Search the entries for the word "Include" and pull out each line that has it.

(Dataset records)
::::::::
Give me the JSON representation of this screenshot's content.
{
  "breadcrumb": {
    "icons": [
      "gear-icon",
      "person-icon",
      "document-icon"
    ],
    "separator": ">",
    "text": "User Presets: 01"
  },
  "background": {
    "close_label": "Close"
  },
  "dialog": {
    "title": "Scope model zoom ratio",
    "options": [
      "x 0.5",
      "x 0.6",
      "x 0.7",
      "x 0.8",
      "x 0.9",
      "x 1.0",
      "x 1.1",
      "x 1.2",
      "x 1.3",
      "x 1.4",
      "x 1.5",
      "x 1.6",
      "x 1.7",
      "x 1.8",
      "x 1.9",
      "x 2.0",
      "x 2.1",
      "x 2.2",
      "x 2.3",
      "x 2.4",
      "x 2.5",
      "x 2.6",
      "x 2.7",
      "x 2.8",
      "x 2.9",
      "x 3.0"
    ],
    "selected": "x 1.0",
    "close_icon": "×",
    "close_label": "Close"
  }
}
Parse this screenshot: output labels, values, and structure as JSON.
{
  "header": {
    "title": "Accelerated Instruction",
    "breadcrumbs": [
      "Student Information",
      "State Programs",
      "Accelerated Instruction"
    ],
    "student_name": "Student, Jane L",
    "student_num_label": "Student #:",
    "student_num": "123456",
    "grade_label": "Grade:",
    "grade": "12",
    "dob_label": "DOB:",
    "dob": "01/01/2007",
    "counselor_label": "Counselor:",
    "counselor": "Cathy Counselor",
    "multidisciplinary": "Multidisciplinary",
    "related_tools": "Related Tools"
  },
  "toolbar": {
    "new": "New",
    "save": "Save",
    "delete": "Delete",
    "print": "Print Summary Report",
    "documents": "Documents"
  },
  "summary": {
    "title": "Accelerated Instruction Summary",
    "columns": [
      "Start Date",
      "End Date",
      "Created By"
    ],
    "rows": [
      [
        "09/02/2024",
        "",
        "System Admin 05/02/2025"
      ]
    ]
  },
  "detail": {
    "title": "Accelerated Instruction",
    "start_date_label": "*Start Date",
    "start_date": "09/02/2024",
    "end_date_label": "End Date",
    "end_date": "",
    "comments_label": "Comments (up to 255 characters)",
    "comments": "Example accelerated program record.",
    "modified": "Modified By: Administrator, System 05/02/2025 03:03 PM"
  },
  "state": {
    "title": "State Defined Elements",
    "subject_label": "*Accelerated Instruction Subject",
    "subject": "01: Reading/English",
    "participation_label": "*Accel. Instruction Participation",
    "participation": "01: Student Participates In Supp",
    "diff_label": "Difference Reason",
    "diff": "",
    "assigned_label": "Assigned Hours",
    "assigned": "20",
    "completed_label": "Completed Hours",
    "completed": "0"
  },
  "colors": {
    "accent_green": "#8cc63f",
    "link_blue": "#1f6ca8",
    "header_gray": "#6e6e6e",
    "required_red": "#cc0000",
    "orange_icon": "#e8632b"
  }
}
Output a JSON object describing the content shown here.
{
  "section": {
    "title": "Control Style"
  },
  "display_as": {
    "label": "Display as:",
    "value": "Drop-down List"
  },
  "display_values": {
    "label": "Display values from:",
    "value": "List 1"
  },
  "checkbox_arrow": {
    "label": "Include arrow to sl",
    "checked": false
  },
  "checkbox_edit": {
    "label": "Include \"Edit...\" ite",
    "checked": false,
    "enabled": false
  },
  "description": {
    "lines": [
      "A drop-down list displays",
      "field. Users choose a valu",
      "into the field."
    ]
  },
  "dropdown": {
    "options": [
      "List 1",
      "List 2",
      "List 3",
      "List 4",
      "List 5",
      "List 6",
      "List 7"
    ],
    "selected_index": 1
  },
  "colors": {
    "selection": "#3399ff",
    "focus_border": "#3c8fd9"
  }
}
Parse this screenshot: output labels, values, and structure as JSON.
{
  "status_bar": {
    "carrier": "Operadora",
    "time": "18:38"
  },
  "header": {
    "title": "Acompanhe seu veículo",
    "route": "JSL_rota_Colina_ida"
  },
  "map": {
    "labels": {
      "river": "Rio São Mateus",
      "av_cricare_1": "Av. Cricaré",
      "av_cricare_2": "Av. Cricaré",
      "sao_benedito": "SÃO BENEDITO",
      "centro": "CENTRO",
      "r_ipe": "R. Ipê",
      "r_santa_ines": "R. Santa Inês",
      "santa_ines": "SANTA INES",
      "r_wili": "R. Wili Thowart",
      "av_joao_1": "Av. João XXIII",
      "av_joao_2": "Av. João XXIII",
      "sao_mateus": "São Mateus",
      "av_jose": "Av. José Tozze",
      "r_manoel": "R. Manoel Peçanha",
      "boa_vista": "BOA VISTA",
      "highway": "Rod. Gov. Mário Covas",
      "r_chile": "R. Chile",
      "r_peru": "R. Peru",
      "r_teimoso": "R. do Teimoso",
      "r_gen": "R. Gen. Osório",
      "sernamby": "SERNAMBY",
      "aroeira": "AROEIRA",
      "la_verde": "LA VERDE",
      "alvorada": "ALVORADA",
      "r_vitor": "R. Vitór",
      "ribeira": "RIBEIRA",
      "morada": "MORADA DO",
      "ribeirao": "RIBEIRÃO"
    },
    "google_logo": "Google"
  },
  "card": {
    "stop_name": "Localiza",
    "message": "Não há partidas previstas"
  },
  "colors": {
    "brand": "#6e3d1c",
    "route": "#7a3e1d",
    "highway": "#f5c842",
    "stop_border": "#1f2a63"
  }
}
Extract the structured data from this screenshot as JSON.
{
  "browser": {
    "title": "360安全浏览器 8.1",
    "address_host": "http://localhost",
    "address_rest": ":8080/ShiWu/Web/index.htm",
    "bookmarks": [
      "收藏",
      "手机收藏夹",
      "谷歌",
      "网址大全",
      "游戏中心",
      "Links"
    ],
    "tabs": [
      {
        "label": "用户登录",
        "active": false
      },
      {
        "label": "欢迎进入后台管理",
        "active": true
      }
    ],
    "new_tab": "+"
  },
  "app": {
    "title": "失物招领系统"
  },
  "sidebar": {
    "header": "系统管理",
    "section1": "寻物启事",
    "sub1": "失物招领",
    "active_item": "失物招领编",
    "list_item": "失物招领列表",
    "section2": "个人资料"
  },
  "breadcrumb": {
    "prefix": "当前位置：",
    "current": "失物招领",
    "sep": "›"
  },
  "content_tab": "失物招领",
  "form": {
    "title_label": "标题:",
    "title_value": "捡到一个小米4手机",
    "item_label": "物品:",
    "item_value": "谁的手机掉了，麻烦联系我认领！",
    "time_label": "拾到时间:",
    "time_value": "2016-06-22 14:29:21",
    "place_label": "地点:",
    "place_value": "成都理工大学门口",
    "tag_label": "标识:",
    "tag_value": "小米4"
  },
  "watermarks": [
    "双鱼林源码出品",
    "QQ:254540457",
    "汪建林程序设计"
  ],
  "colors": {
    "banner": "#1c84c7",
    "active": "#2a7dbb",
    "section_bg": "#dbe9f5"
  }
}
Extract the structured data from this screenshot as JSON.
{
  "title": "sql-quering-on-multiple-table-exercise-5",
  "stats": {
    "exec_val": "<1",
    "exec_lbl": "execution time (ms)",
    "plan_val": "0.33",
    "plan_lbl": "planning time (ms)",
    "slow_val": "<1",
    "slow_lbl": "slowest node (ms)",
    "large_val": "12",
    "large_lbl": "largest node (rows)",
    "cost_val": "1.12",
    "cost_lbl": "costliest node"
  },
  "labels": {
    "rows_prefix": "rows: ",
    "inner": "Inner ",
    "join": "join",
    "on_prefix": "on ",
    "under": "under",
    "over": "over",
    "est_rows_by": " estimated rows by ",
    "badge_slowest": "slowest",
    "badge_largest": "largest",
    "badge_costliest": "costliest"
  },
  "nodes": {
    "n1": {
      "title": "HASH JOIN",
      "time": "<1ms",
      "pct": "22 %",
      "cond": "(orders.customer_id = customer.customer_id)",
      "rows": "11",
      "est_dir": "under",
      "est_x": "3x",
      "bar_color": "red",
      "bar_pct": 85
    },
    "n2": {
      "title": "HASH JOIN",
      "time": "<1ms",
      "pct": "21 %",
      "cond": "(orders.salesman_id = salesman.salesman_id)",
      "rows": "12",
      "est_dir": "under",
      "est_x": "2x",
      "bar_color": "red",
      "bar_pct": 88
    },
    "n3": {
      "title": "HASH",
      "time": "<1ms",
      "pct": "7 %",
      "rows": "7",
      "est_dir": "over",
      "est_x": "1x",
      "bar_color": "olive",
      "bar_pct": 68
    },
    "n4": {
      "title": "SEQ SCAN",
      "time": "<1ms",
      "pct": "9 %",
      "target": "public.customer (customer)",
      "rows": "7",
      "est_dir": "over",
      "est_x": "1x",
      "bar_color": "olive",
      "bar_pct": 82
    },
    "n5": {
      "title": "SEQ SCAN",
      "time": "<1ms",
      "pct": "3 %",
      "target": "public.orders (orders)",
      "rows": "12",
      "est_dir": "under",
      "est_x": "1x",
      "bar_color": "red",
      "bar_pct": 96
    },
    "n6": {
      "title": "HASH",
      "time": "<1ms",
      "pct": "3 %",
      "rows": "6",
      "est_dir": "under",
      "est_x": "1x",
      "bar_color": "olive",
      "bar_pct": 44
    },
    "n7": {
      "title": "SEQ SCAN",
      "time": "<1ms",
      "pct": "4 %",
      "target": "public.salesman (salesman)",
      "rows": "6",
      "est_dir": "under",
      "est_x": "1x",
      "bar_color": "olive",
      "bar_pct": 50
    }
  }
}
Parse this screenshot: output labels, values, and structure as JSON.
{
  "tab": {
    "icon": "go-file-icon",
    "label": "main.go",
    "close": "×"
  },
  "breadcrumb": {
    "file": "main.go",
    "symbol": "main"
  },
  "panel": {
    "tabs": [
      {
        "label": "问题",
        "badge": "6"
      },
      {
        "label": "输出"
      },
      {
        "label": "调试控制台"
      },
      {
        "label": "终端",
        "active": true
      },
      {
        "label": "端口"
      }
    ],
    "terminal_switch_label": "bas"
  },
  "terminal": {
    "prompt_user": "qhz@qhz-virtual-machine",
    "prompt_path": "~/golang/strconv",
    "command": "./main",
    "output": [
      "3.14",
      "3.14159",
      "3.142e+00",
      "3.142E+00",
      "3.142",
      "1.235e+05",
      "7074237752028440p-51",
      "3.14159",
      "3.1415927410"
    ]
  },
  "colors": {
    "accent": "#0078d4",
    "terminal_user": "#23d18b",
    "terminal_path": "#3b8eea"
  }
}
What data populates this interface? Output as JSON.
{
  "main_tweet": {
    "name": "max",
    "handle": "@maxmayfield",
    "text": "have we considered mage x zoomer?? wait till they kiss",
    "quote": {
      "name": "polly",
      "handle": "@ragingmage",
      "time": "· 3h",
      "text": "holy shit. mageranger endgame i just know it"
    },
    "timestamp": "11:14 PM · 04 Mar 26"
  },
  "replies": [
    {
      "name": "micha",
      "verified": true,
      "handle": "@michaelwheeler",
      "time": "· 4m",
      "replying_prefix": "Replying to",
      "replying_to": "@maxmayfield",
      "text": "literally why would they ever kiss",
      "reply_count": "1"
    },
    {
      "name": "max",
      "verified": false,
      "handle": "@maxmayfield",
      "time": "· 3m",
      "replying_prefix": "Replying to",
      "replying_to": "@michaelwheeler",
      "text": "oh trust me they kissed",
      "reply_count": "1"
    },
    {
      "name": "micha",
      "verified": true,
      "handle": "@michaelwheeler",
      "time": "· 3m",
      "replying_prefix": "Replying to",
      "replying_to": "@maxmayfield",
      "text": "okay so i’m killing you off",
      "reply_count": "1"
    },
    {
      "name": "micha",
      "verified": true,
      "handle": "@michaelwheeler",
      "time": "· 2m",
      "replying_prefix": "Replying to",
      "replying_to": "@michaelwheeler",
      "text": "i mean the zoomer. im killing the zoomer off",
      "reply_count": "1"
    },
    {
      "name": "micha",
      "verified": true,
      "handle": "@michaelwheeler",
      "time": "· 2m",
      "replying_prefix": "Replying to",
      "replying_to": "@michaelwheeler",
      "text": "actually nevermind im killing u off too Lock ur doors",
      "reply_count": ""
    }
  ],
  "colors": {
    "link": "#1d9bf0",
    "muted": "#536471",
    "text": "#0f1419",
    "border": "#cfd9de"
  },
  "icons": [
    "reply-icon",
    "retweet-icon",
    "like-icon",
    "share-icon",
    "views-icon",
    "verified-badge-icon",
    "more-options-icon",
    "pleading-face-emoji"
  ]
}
::::::::
*Finished task*.
    "label": "Include arrow to sl",
    "label": "Include \"Edit...\" ite",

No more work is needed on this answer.